[Data listing]
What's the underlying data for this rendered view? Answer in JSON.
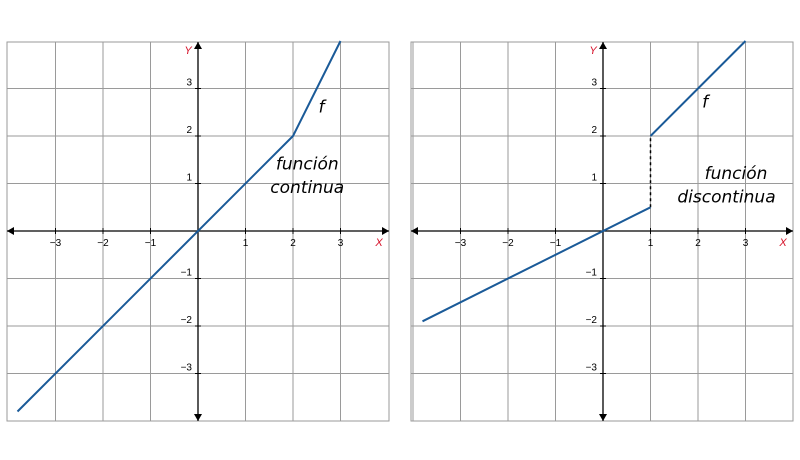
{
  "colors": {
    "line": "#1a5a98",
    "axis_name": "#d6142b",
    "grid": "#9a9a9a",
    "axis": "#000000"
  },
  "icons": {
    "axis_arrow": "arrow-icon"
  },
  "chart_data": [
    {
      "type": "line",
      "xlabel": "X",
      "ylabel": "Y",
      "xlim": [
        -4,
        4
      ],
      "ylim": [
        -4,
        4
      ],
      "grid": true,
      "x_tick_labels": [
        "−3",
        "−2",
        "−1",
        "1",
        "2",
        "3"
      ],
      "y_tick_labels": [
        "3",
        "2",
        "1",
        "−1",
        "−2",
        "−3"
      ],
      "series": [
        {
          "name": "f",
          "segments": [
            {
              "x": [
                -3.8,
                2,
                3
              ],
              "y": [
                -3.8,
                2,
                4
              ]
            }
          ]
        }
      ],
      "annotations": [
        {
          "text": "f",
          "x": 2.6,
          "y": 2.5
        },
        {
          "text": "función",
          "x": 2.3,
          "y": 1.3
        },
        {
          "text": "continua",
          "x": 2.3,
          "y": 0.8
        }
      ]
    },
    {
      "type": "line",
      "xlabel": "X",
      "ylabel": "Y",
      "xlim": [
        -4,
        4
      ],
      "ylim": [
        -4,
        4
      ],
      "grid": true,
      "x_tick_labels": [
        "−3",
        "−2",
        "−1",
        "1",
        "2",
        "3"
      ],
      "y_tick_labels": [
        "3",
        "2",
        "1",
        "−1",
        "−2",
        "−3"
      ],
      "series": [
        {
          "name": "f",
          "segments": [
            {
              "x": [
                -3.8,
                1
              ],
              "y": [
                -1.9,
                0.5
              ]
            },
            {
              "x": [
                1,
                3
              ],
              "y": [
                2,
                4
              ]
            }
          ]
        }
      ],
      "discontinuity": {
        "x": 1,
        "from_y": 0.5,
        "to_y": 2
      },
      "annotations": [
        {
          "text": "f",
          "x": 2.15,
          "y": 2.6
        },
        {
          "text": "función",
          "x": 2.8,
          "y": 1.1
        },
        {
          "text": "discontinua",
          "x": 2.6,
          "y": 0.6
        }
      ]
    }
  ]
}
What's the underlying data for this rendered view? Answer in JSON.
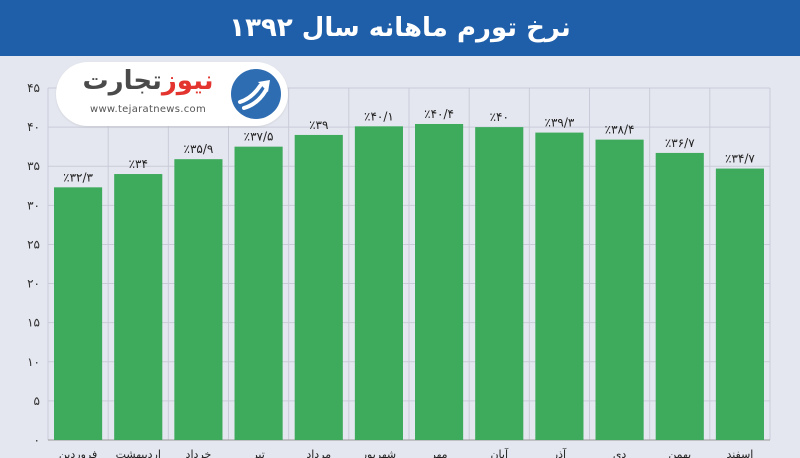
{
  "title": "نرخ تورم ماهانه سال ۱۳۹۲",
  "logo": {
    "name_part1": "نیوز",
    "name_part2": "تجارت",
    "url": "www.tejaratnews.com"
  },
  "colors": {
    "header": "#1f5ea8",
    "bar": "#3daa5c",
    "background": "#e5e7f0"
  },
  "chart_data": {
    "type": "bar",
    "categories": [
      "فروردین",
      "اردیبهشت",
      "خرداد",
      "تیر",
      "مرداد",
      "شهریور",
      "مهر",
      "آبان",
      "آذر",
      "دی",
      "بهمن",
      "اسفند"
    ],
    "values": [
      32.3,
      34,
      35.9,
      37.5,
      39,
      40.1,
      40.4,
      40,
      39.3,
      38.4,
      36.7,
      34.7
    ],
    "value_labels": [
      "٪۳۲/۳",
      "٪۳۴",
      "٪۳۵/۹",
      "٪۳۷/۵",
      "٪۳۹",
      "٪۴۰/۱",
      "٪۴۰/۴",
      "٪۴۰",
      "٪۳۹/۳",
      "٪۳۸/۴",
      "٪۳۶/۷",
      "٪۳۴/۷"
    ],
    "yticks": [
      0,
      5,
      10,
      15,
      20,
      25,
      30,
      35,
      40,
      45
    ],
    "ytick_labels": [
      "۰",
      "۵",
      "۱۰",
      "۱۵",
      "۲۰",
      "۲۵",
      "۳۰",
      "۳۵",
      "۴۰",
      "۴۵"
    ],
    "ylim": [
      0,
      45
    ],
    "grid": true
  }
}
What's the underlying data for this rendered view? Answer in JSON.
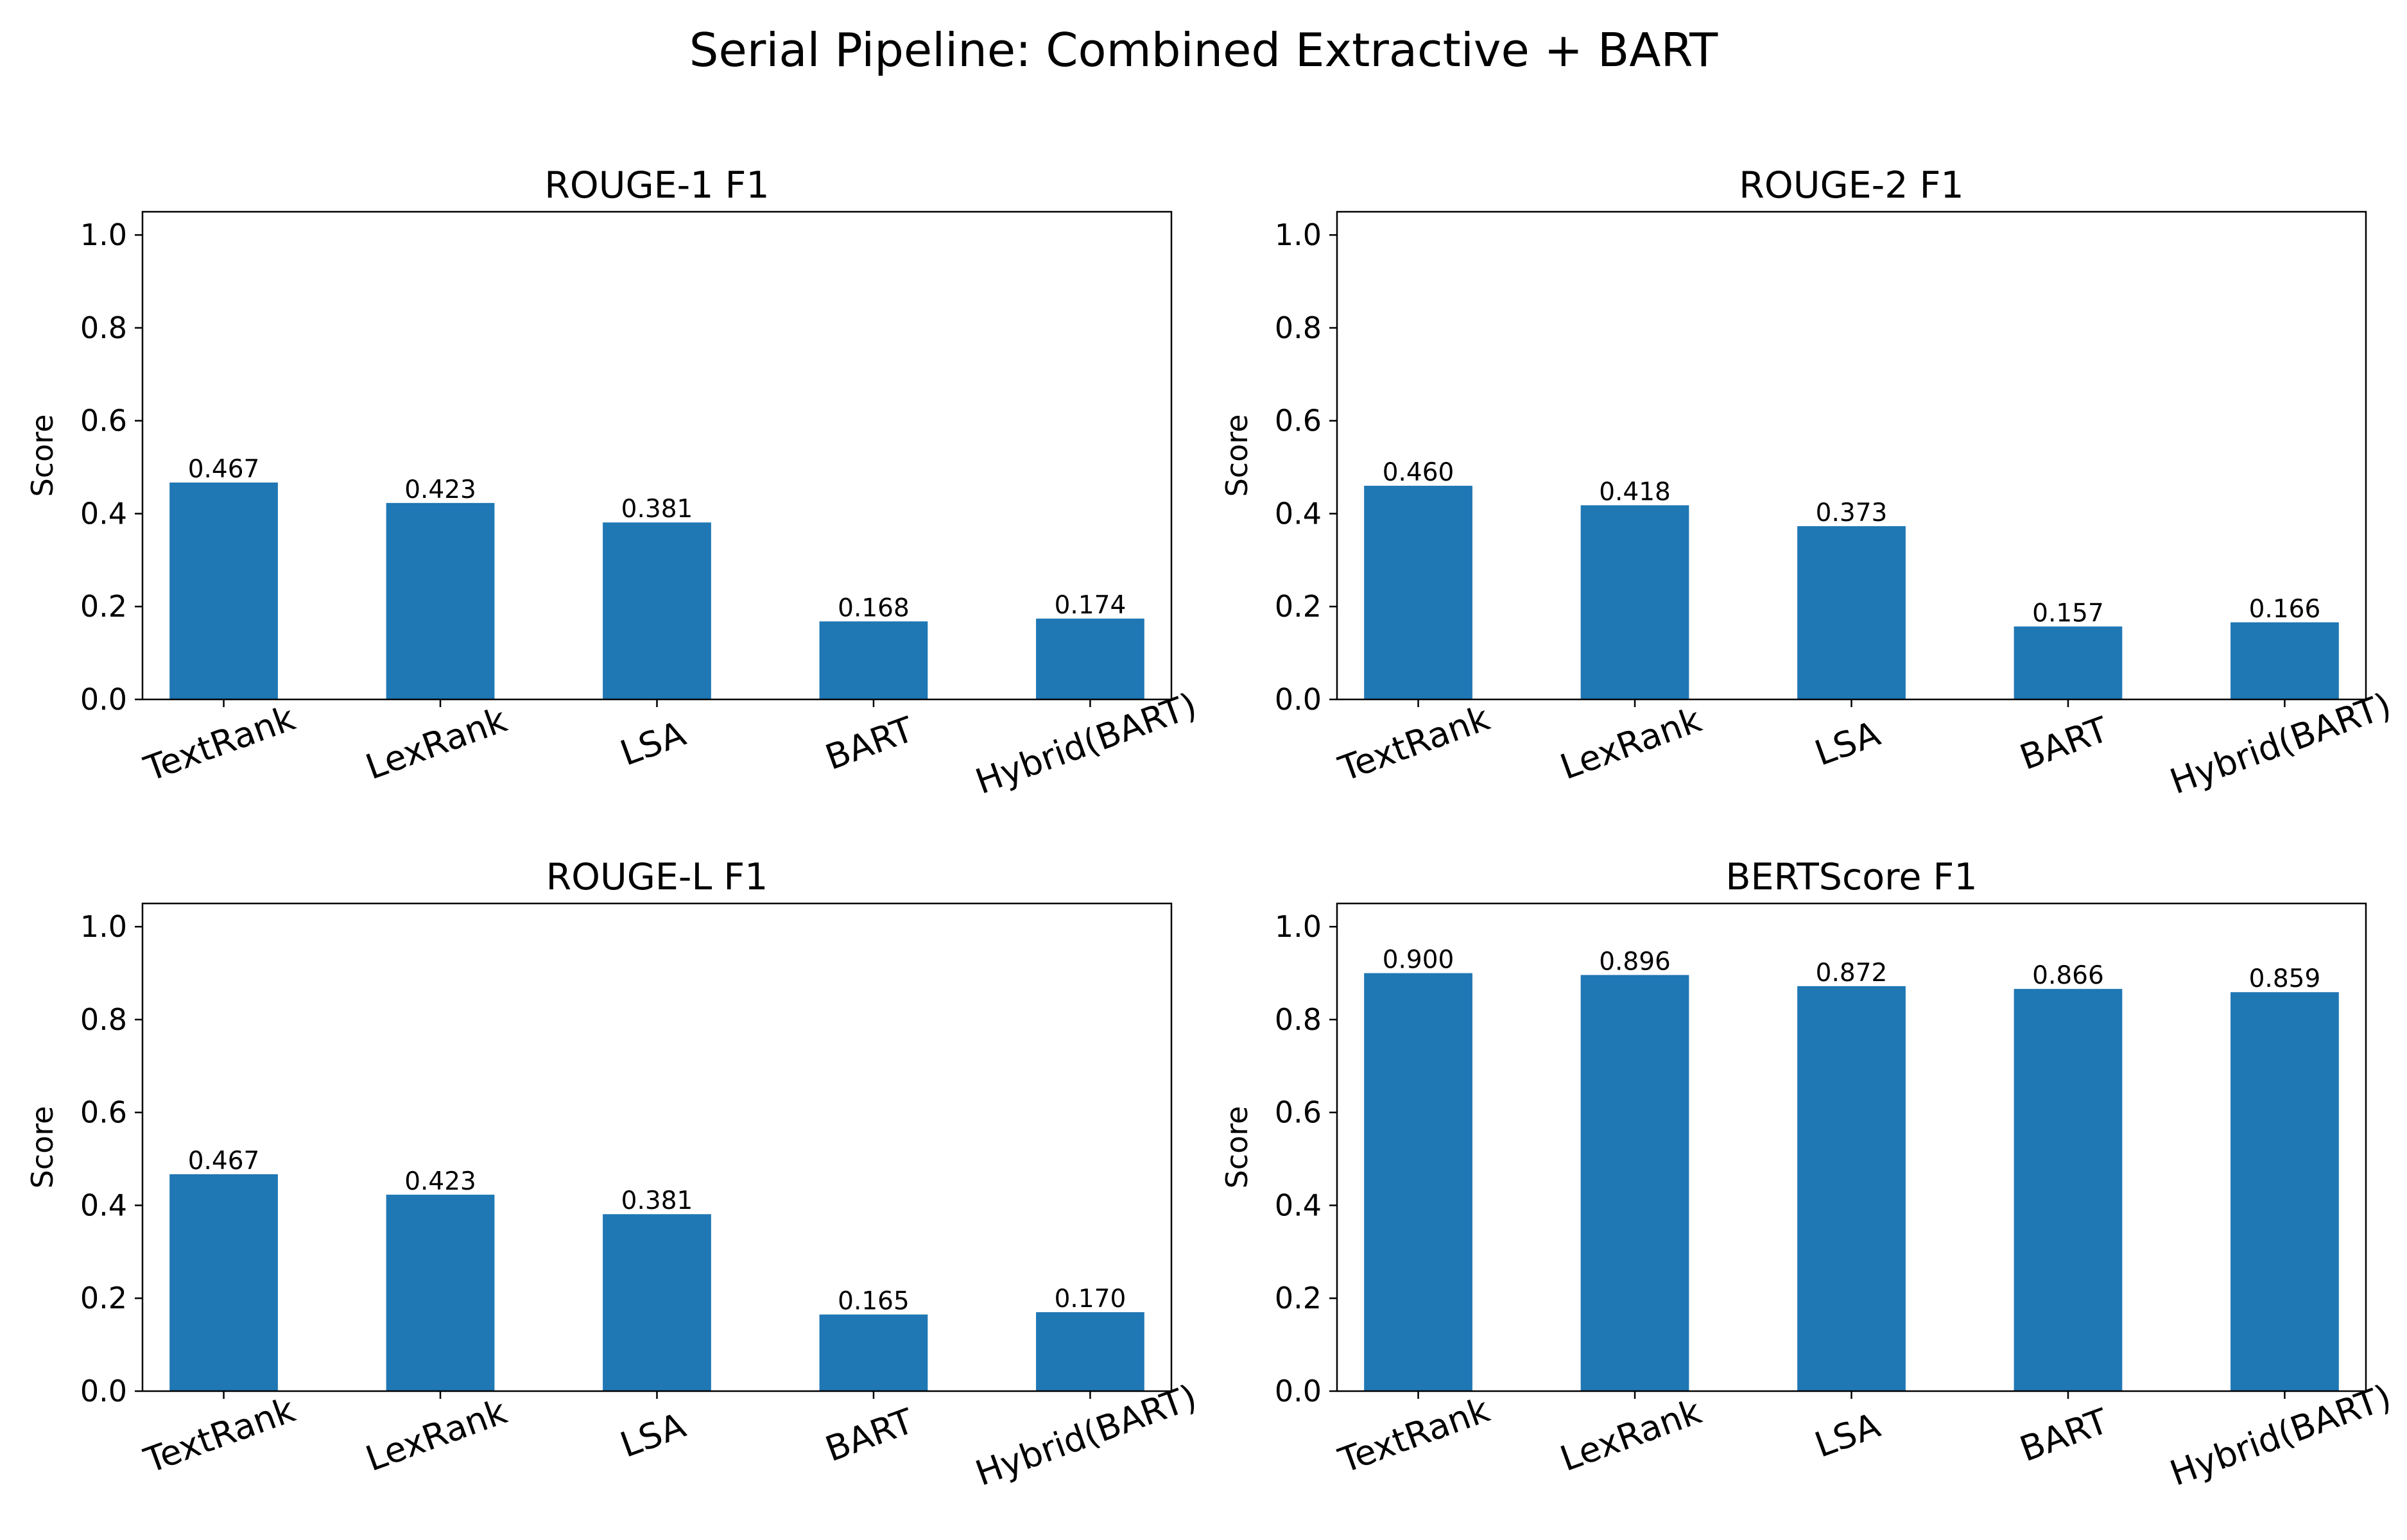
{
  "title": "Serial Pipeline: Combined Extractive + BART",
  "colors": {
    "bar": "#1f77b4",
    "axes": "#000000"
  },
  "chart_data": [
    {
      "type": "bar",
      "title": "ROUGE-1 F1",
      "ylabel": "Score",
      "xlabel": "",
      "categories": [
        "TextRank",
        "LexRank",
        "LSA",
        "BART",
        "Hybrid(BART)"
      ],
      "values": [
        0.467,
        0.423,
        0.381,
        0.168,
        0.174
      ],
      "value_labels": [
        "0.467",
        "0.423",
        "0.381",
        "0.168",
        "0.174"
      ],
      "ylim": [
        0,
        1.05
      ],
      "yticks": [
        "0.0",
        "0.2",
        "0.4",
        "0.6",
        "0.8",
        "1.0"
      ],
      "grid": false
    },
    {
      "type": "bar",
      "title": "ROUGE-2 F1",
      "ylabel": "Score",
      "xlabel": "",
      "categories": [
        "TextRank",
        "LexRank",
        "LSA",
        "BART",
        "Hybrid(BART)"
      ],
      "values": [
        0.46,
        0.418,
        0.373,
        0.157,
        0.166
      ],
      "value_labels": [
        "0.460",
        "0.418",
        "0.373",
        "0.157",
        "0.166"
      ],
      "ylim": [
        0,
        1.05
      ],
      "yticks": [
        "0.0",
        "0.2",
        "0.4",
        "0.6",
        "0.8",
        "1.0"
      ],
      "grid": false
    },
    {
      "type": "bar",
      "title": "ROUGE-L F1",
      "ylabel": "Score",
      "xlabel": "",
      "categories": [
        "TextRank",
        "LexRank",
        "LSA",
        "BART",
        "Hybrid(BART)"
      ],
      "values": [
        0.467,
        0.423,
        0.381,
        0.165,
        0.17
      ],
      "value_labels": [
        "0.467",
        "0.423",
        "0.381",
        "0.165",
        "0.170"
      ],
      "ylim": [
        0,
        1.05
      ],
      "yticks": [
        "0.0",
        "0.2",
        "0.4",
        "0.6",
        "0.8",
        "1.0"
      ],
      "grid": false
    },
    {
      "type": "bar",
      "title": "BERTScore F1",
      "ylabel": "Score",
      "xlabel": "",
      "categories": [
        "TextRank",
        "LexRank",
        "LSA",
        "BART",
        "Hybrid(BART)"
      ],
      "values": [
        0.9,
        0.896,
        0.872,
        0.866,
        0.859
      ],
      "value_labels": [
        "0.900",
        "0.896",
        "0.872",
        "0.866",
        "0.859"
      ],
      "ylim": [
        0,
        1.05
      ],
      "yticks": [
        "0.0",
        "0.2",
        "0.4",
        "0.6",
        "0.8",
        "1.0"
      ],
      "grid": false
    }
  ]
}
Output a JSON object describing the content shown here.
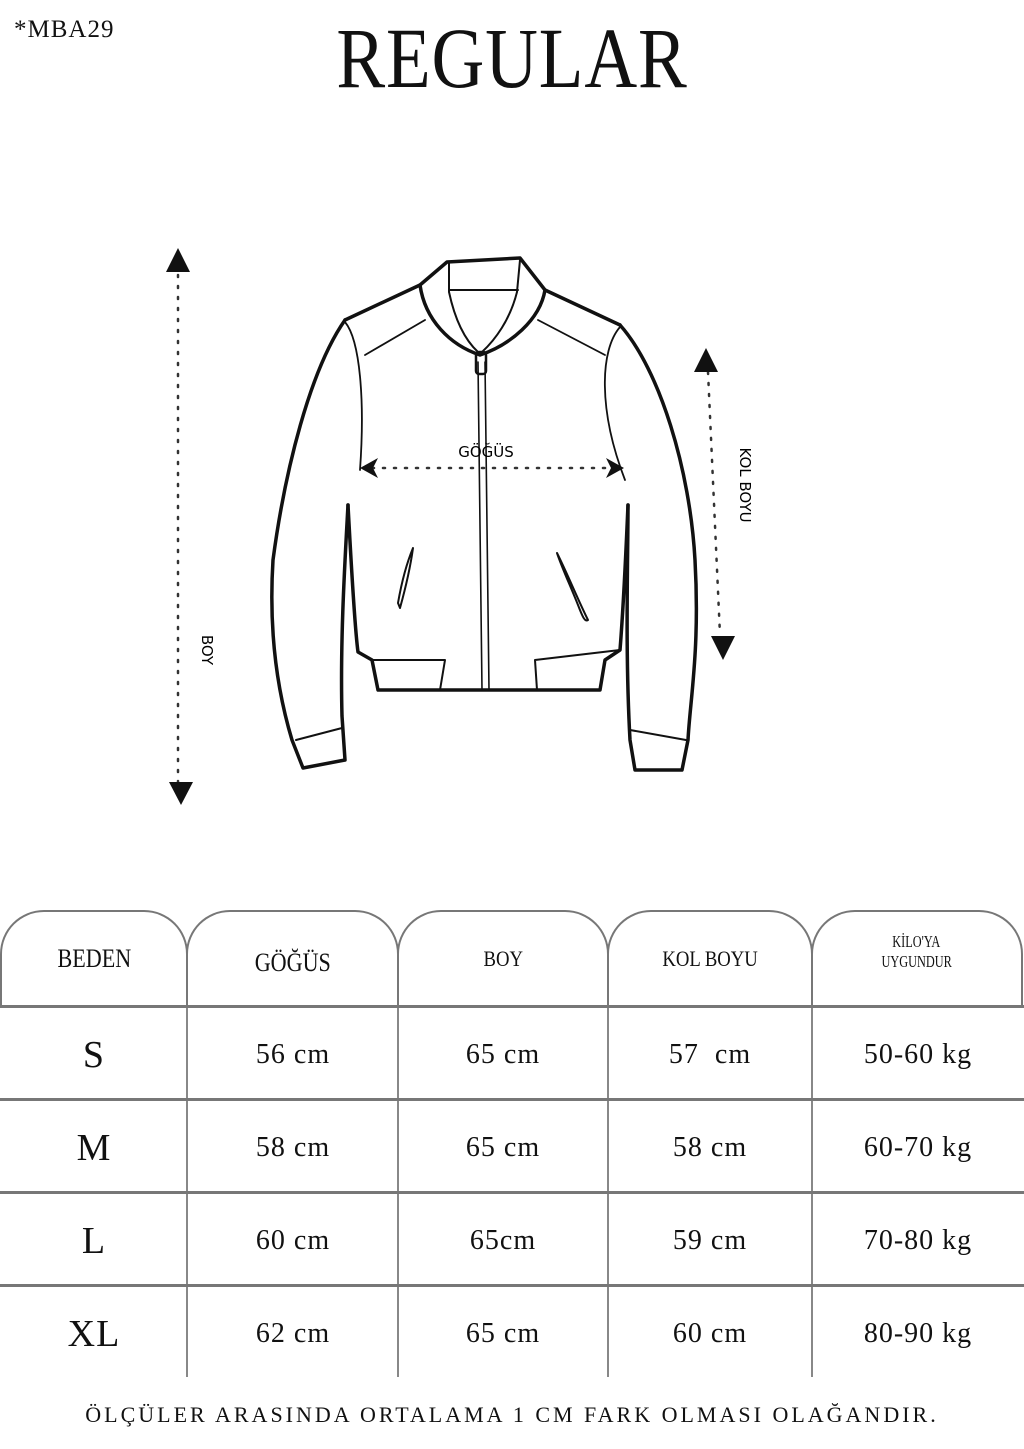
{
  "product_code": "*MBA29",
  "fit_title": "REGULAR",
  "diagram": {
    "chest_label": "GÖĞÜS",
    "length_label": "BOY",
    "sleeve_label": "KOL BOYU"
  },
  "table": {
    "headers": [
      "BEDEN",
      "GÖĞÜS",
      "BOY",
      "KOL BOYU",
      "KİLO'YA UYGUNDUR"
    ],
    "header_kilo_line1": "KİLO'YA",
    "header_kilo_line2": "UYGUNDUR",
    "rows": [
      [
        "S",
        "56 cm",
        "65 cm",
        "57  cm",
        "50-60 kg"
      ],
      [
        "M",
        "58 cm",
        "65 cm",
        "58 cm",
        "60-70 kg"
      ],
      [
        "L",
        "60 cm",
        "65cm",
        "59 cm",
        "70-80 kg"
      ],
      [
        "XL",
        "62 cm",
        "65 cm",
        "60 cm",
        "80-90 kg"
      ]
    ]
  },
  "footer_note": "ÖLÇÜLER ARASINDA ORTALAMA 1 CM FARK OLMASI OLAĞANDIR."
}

Exercise objective:
Extract every line above that contains the word "UYGUNDUR".

Result of this task:
      "KİLO'YA UYGUNDUR"
    "header_kilo_line2": "UYGUNDUR",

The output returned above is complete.